* Data for this exercise
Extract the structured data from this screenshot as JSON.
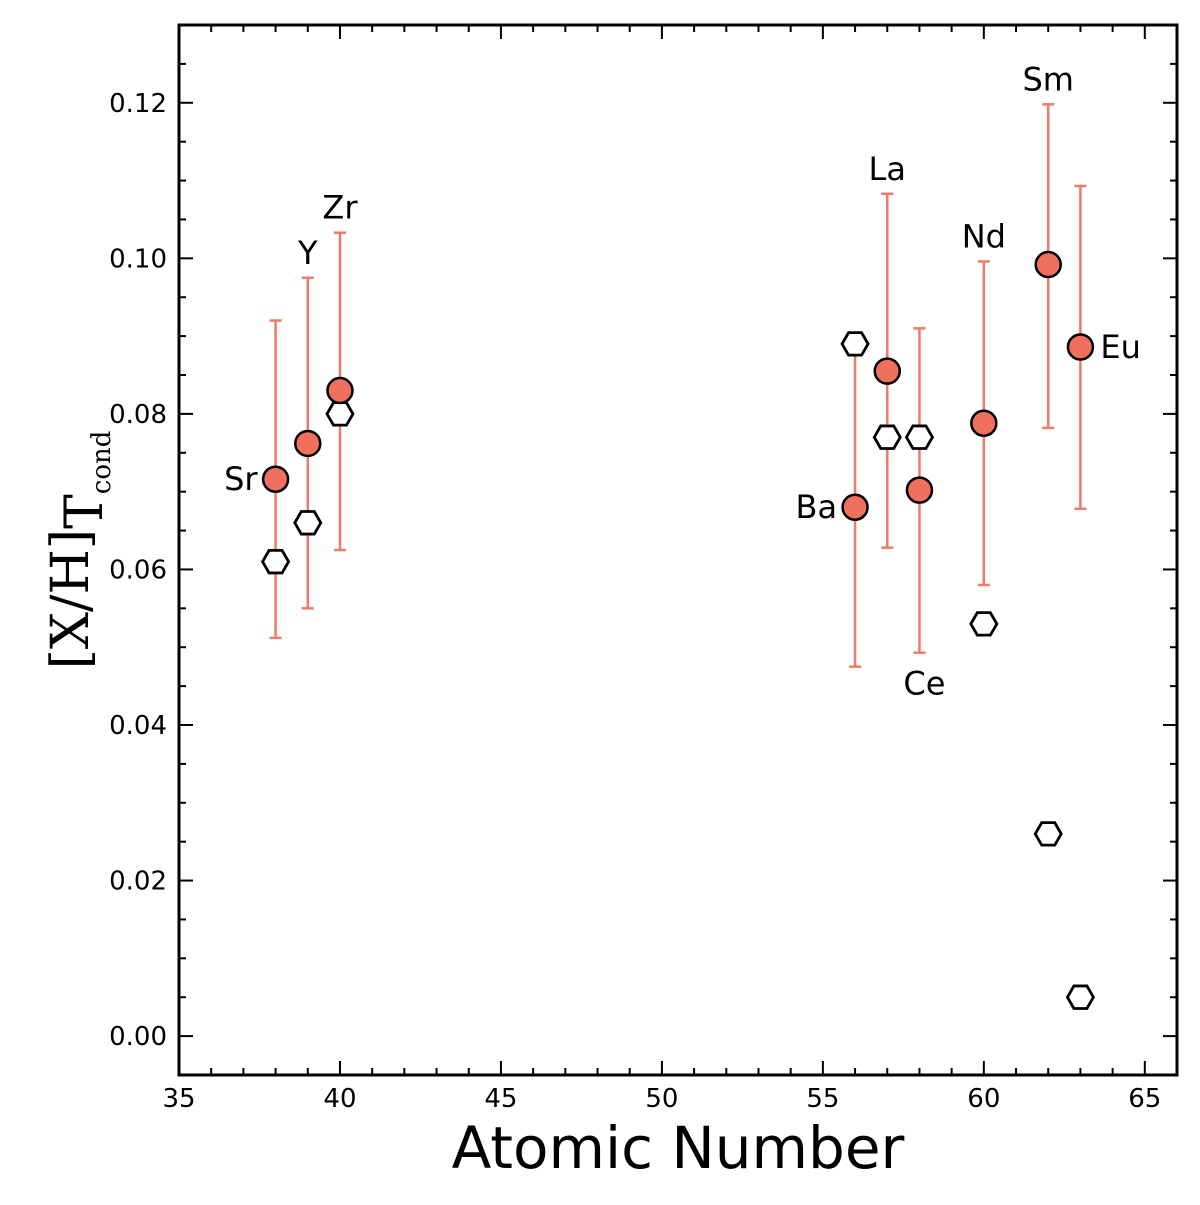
{
  "chart_data": {
    "type": "scatter",
    "xlabel": "Atomic Number",
    "ylabel": {
      "main": "[X/H]",
      "subscript": "T",
      "sub_subscript": "cond"
    },
    "xlim": [
      35,
      66
    ],
    "ylim": [
      -0.005,
      0.13
    ],
    "xticks": [
      35,
      40,
      45,
      50,
      55,
      60,
      65
    ],
    "yticks": [
      0.0,
      0.02,
      0.04,
      0.06,
      0.08,
      0.1,
      0.12
    ],
    "ytick_labels": [
      "0.00",
      "0.02",
      "0.04",
      "0.06",
      "0.08",
      "0.10",
      "0.12"
    ],
    "grid": false,
    "colors": {
      "filled": "#f07060",
      "errorbar": "#ee7a68",
      "edge": "#000000"
    },
    "series": [
      {
        "marker": "circle-filled",
        "points": [
          {
            "element": "Sr",
            "x": 38,
            "y": 0.0716,
            "ylow": 0.0512,
            "yhigh": 0.092
          },
          {
            "element": "Y",
            "x": 39,
            "y": 0.0762,
            "ylow": 0.055,
            "yhigh": 0.0975
          },
          {
            "element": "Zr",
            "x": 40,
            "y": 0.083,
            "ylow": 0.0625,
            "yhigh": 0.1033
          },
          {
            "element": "Ba",
            "x": 56,
            "y": 0.068,
            "ylow": 0.0475,
            "yhigh": 0.0885
          },
          {
            "element": "La",
            "x": 57,
            "y": 0.0855,
            "ylow": 0.0628,
            "yhigh": 0.1083
          },
          {
            "element": "Ce",
            "x": 58,
            "y": 0.0702,
            "ylow": 0.0493,
            "yhigh": 0.091
          },
          {
            "element": "Nd",
            "x": 60,
            "y": 0.0788,
            "ylow": 0.058,
            "yhigh": 0.0996
          },
          {
            "element": "Sm",
            "x": 62,
            "y": 0.0992,
            "ylow": 0.0782,
            "yhigh": 0.1198
          },
          {
            "element": "Eu",
            "x": 63,
            "y": 0.0886,
            "ylow": 0.0678,
            "yhigh": 0.1093
          }
        ]
      },
      {
        "marker": "hexagon-open",
        "points": [
          {
            "x": 38,
            "y": 0.061
          },
          {
            "x": 39,
            "y": 0.066
          },
          {
            "x": 40,
            "y": 0.08
          },
          {
            "x": 56,
            "y": 0.089
          },
          {
            "x": 57,
            "y": 0.077
          },
          {
            "x": 58,
            "y": 0.077
          },
          {
            "x": 60,
            "y": 0.053
          },
          {
            "x": 62,
            "y": 0.026
          },
          {
            "x": 63,
            "y": 0.005
          }
        ]
      }
    ],
    "annotations": [
      {
        "text": "Sr",
        "x": 38,
        "y": 0.0716,
        "position": "left"
      },
      {
        "text": "Y",
        "x": 39,
        "y": 0.0975,
        "position": "above"
      },
      {
        "text": "Zr",
        "x": 40,
        "y": 0.1033,
        "position": "above"
      },
      {
        "text": "Ba",
        "x": 56,
        "y": 0.068,
        "position": "left"
      },
      {
        "text": "La",
        "x": 57,
        "y": 0.1083,
        "position": "above"
      },
      {
        "text": "Ce",
        "x": 58,
        "y": 0.0493,
        "position": "below"
      },
      {
        "text": "Nd",
        "x": 60,
        "y": 0.0996,
        "position": "above"
      },
      {
        "text": "Sm",
        "x": 62,
        "y": 0.1198,
        "position": "above"
      },
      {
        "text": "Eu",
        "x": 63,
        "y": 0.0886,
        "position": "right"
      }
    ]
  }
}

* Written problem
Quote the data exactly, leaving every image out of the copy.

* Worked solution
Extract the structured data from this screenshot as JSON.
{
  "chart_data": {
    "type": "scatter",
    "xlabel": "Atomic Number",
    "ylabel": {
      "main": "[X/H]",
      "subscript": "T",
      "sub_subscript": "cond"
    },
    "xlim": [
      35,
      66
    ],
    "ylim": [
      -0.005,
      0.13
    ],
    "xticks": [
      35,
      40,
      45,
      50,
      55,
      60,
      65
    ],
    "yticks": [
      0.0,
      0.02,
      0.04,
      0.06,
      0.08,
      0.1,
      0.12
    ],
    "ytick_labels": [
      "0.00",
      "0.02",
      "0.04",
      "0.06",
      "0.08",
      "0.10",
      "0.12"
    ],
    "grid": false,
    "colors": {
      "filled": "#f07060",
      "errorbar": "#ee7a68",
      "edge": "#000000"
    },
    "series": [
      {
        "marker": "circle-filled",
        "points": [
          {
            "element": "Sr",
            "x": 38,
            "y": 0.0716,
            "ylow": 0.0512,
            "yhigh": 0.092
          },
          {
            "element": "Y",
            "x": 39,
            "y": 0.0762,
            "ylow": 0.055,
            "yhigh": 0.0975
          },
          {
            "element": "Zr",
            "x": 40,
            "y": 0.083,
            "ylow": 0.0625,
            "yhigh": 0.1033
          },
          {
            "element": "Ba",
            "x": 56,
            "y": 0.068,
            "ylow": 0.0475,
            "yhigh": 0.0885
          },
          {
            "element": "La",
            "x": 57,
            "y": 0.0855,
            "ylow": 0.0628,
            "yhigh": 0.1083
          },
          {
            "element": "Ce",
            "x": 58,
            "y": 0.0702,
            "ylow": 0.0493,
            "yhigh": 0.091
          },
          {
            "element": "Nd",
            "x": 60,
            "y": 0.0788,
            "ylow": 0.058,
            "yhigh": 0.0996
          },
          {
            "element": "Sm",
            "x": 62,
            "y": 0.0992,
            "ylow": 0.0782,
            "yhigh": 0.1198
          },
          {
            "element": "Eu",
            "x": 63,
            "y": 0.0886,
            "ylow": 0.0678,
            "yhigh": 0.1093
          }
        ]
      },
      {
        "marker": "hexagon-open",
        "points": [
          {
            "x": 38,
            "y": 0.061
          },
          {
            "x": 39,
            "y": 0.066
          },
          {
            "x": 40,
            "y": 0.08
          },
          {
            "x": 56,
            "y": 0.089
          },
          {
            "x": 57,
            "y": 0.077
          },
          {
            "x": 58,
            "y": 0.077
          },
          {
            "x": 60,
            "y": 0.053
          },
          {
            "x": 62,
            "y": 0.026
          },
          {
            "x": 63,
            "y": 0.005
          }
        ]
      }
    ],
    "annotations": [
      {
        "text": "Sr",
        "x": 38,
        "y": 0.0716,
        "position": "left"
      },
      {
        "text": "Y",
        "x": 39,
        "y": 0.0975,
        "position": "above"
      },
      {
        "text": "Zr",
        "x": 40,
        "y": 0.1033,
        "position": "above"
      },
      {
        "text": "Ba",
        "x": 56,
        "y": 0.068,
        "position": "left"
      },
      {
        "text": "La",
        "x": 57,
        "y": 0.1083,
        "position": "above"
      },
      {
        "text": "Ce",
        "x": 58,
        "y": 0.0493,
        "position": "below"
      },
      {
        "text": "Nd",
        "x": 60,
        "y": 0.0996,
        "position": "above"
      },
      {
        "text": "Sm",
        "x": 62,
        "y": 0.1198,
        "position": "above"
      },
      {
        "text": "Eu",
        "x": 63,
        "y": 0.0886,
        "position": "right"
      }
    ]
  }
}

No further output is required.